» **Exercise aim**
Locate each line in the records containing "armata". Copy it.

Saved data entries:
-------------------------

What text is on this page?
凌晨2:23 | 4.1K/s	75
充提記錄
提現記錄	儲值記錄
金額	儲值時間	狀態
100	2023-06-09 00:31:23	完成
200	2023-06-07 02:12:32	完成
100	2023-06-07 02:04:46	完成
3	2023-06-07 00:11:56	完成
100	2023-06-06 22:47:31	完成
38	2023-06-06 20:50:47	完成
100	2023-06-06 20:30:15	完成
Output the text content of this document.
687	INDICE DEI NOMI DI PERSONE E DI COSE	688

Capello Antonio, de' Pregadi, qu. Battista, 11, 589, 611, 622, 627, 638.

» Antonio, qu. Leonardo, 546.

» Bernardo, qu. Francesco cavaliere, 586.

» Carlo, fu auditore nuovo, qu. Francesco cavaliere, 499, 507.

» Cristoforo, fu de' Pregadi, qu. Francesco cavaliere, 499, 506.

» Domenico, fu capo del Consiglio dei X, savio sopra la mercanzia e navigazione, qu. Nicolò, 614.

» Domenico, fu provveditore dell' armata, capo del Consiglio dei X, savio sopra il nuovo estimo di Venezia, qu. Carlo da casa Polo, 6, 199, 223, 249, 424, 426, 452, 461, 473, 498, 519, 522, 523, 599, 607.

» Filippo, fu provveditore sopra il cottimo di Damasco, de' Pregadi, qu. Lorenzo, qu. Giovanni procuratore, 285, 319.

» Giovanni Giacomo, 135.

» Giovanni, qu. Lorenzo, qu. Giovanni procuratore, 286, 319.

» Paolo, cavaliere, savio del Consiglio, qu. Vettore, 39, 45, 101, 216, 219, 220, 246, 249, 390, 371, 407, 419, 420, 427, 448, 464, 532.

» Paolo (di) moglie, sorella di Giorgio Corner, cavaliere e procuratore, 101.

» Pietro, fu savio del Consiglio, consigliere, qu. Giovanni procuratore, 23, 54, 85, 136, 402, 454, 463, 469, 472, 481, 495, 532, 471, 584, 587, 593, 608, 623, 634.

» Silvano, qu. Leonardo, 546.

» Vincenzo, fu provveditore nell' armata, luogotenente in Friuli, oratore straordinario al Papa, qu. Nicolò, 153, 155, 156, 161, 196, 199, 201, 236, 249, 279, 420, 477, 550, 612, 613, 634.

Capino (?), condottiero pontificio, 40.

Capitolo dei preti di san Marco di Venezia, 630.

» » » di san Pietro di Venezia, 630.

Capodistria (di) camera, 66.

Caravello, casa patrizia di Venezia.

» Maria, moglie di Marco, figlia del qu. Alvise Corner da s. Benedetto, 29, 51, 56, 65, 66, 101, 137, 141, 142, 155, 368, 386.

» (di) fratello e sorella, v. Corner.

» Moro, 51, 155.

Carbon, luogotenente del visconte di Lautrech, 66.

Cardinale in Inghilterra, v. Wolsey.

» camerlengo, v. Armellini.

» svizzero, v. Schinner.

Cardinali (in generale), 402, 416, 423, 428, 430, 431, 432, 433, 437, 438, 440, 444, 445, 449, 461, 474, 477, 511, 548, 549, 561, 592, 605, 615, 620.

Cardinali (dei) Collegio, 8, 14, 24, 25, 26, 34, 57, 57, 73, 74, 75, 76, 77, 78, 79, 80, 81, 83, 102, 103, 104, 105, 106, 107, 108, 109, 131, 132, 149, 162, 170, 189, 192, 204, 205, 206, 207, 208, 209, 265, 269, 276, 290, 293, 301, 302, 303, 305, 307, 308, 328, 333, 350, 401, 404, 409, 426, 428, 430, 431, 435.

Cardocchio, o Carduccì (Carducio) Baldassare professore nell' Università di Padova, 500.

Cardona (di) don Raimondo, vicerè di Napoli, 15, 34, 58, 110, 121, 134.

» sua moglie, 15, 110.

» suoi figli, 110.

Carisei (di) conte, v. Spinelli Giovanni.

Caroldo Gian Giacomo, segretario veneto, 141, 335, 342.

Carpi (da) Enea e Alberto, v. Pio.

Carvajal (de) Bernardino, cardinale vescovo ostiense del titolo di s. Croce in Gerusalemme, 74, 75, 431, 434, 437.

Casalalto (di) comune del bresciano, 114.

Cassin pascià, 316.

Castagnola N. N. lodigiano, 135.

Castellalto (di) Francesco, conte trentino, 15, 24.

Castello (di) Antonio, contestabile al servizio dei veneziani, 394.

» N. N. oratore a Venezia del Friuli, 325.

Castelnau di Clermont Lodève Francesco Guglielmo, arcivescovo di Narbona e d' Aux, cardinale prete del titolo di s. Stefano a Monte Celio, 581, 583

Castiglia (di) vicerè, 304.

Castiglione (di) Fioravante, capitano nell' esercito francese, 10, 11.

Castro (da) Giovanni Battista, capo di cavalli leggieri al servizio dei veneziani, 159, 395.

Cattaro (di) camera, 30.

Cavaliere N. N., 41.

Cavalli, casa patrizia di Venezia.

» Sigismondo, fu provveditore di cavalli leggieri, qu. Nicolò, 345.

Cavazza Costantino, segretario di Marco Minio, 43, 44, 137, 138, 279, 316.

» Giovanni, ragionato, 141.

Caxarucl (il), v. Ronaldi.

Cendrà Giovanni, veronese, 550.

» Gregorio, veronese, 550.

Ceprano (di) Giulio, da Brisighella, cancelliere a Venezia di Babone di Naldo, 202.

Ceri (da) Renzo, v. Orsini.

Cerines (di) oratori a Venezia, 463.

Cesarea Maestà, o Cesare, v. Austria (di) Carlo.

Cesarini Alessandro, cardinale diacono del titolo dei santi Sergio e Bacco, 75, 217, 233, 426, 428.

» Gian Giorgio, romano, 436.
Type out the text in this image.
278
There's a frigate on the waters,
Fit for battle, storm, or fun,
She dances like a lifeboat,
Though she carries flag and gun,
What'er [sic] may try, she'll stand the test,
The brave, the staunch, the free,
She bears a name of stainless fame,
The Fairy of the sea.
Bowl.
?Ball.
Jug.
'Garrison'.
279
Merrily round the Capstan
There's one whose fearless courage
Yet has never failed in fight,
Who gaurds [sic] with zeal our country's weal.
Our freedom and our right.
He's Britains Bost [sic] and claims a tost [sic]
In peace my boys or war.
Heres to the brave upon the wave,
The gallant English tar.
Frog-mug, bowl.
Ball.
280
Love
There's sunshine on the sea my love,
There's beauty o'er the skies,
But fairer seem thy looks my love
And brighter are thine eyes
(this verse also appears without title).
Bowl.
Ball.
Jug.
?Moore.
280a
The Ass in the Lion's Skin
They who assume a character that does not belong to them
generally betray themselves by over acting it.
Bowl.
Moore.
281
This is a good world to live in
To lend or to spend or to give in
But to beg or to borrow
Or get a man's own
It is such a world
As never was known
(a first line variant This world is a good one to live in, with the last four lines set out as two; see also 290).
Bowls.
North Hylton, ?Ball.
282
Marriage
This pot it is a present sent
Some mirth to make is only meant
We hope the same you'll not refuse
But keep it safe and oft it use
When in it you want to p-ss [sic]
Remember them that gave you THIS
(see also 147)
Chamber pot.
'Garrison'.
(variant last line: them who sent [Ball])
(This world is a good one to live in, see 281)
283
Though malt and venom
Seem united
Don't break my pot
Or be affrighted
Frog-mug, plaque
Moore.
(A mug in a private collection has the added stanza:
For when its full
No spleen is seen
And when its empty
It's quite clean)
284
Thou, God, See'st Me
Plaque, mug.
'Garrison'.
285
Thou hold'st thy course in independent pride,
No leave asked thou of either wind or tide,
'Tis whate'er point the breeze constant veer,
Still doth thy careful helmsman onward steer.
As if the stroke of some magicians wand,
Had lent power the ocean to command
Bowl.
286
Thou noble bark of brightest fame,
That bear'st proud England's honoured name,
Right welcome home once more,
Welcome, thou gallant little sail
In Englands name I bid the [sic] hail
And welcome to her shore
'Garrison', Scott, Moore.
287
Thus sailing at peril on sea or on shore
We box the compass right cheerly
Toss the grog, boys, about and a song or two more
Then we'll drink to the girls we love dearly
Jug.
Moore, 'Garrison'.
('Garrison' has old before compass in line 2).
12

-------------------------

» **Exercise result**
» Domenico, fu provveditore dell' armata, capo del Consiglio dei X, savio sopra il nuovo estimo di Venezia, qu. Carlo da casa Polo, 6, 199, 223, 249, 424, 426, 452, 461, 473, 498, 519, 522, 523, 599, 607.
» Vincenzo, fu provveditore nell' armata, luogotenente in Friuli, oratore straordinario al Papa, qu. Nicolò, 153, 155, 156, 161, 196, 199, 201, 236, 249, 279, 420, 477, 550, 612, 613, 634.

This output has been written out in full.